## Problem to work on
Copy all of the material word for word, except for the pictures.

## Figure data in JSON
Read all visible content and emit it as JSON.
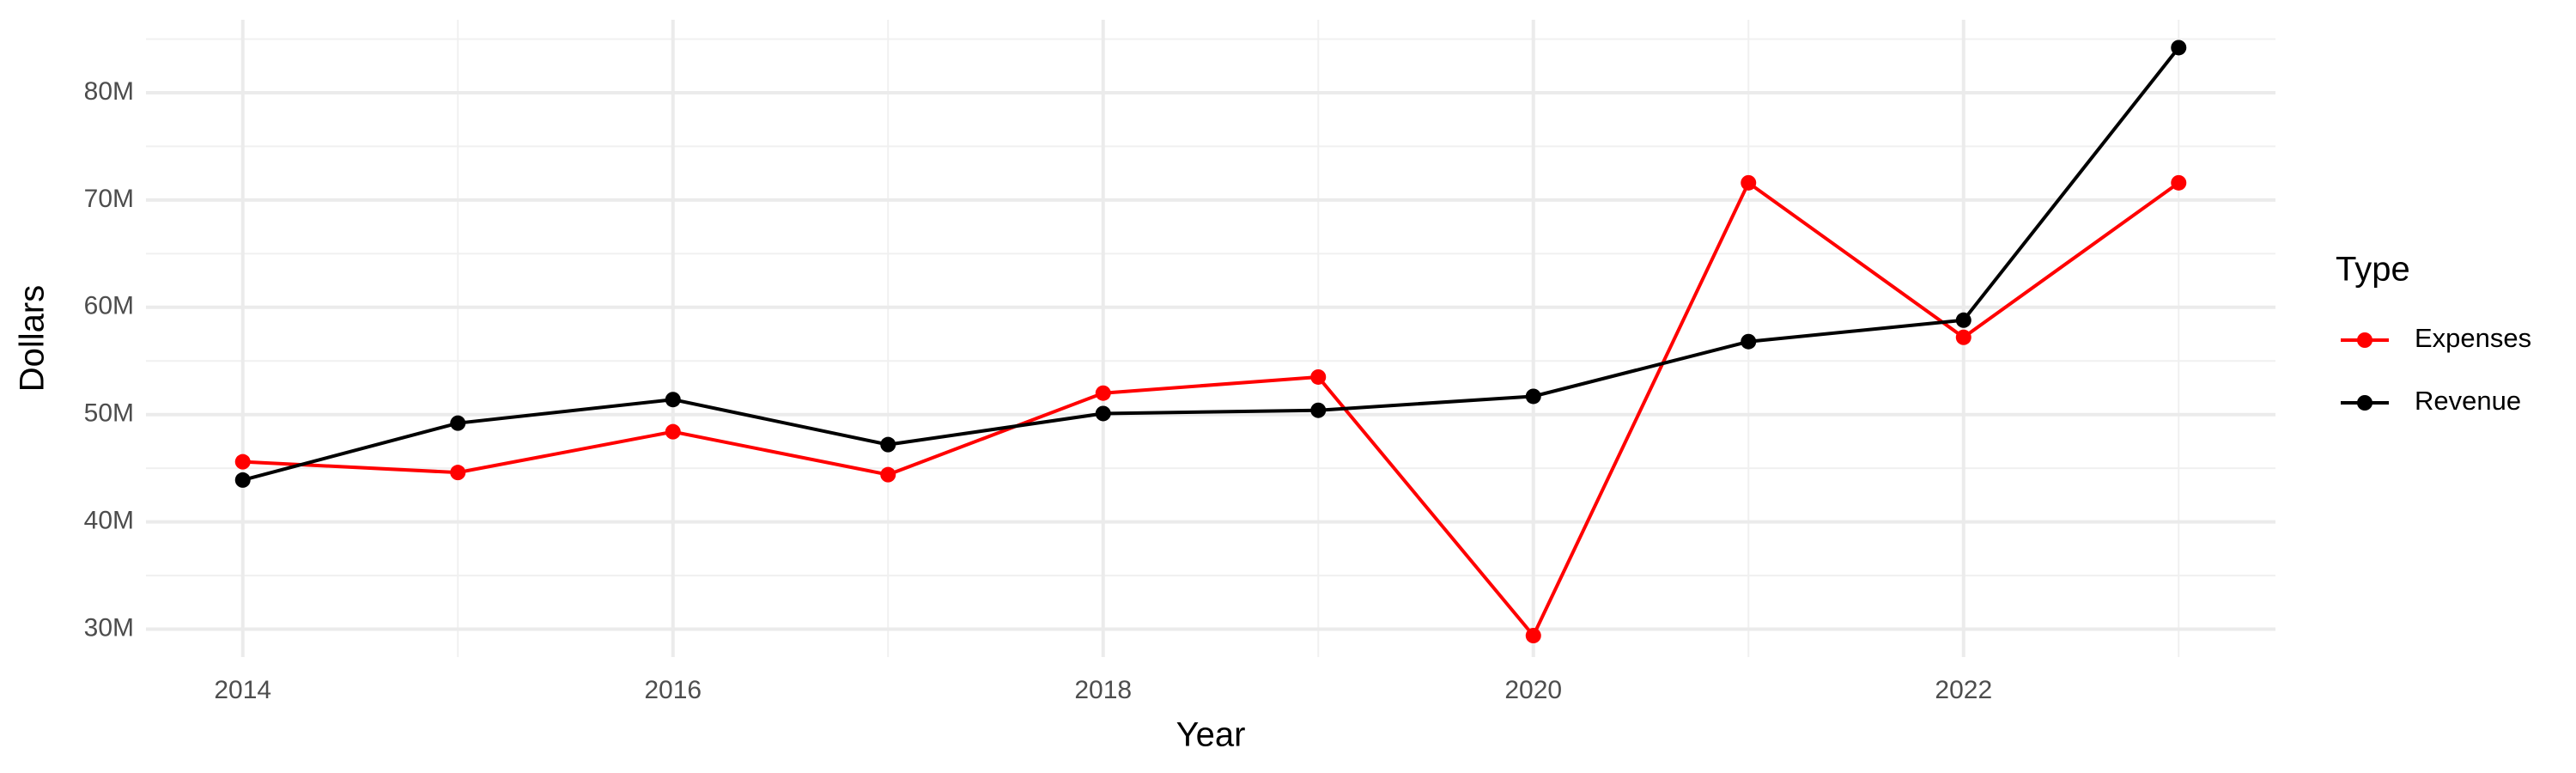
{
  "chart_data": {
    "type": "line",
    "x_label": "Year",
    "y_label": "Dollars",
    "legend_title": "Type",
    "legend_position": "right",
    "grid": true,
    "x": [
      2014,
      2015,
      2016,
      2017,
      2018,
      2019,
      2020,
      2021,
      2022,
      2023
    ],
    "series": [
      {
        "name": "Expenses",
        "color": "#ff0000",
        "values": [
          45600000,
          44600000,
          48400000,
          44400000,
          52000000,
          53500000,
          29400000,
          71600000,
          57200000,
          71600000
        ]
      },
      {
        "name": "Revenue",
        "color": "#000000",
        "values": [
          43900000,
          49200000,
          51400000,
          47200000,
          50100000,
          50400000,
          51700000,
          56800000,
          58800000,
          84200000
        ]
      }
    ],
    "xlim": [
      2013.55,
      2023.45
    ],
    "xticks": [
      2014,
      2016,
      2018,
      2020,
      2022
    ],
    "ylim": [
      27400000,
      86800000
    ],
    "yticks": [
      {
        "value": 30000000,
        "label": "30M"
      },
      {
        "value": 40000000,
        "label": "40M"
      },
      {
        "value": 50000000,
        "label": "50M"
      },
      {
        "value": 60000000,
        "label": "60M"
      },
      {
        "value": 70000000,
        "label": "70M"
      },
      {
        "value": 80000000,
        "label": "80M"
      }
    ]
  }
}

## Result of this exercise
Read all visible content and emit it as JSON.
{
  "chart_data": {
    "type": "line",
    "x_label": "Year",
    "y_label": "Dollars",
    "legend_title": "Type",
    "legend_position": "right",
    "grid": true,
    "x": [
      2014,
      2015,
      2016,
      2017,
      2018,
      2019,
      2020,
      2021,
      2022,
      2023
    ],
    "series": [
      {
        "name": "Expenses",
        "color": "#ff0000",
        "values": [
          45600000,
          44600000,
          48400000,
          44400000,
          52000000,
          53500000,
          29400000,
          71600000,
          57200000,
          71600000
        ]
      },
      {
        "name": "Revenue",
        "color": "#000000",
        "values": [
          43900000,
          49200000,
          51400000,
          47200000,
          50100000,
          50400000,
          51700000,
          56800000,
          58800000,
          84200000
        ]
      }
    ],
    "xlim": [
      2013.55,
      2023.45
    ],
    "xticks": [
      2014,
      2016,
      2018,
      2020,
      2022
    ],
    "ylim": [
      27400000,
      86800000
    ],
    "yticks": [
      {
        "value": 30000000,
        "label": "30M"
      },
      {
        "value": 40000000,
        "label": "40M"
      },
      {
        "value": 50000000,
        "label": "50M"
      },
      {
        "value": 60000000,
        "label": "60M"
      },
      {
        "value": 70000000,
        "label": "70M"
      },
      {
        "value": 80000000,
        "label": "80M"
      }
    ]
  }
}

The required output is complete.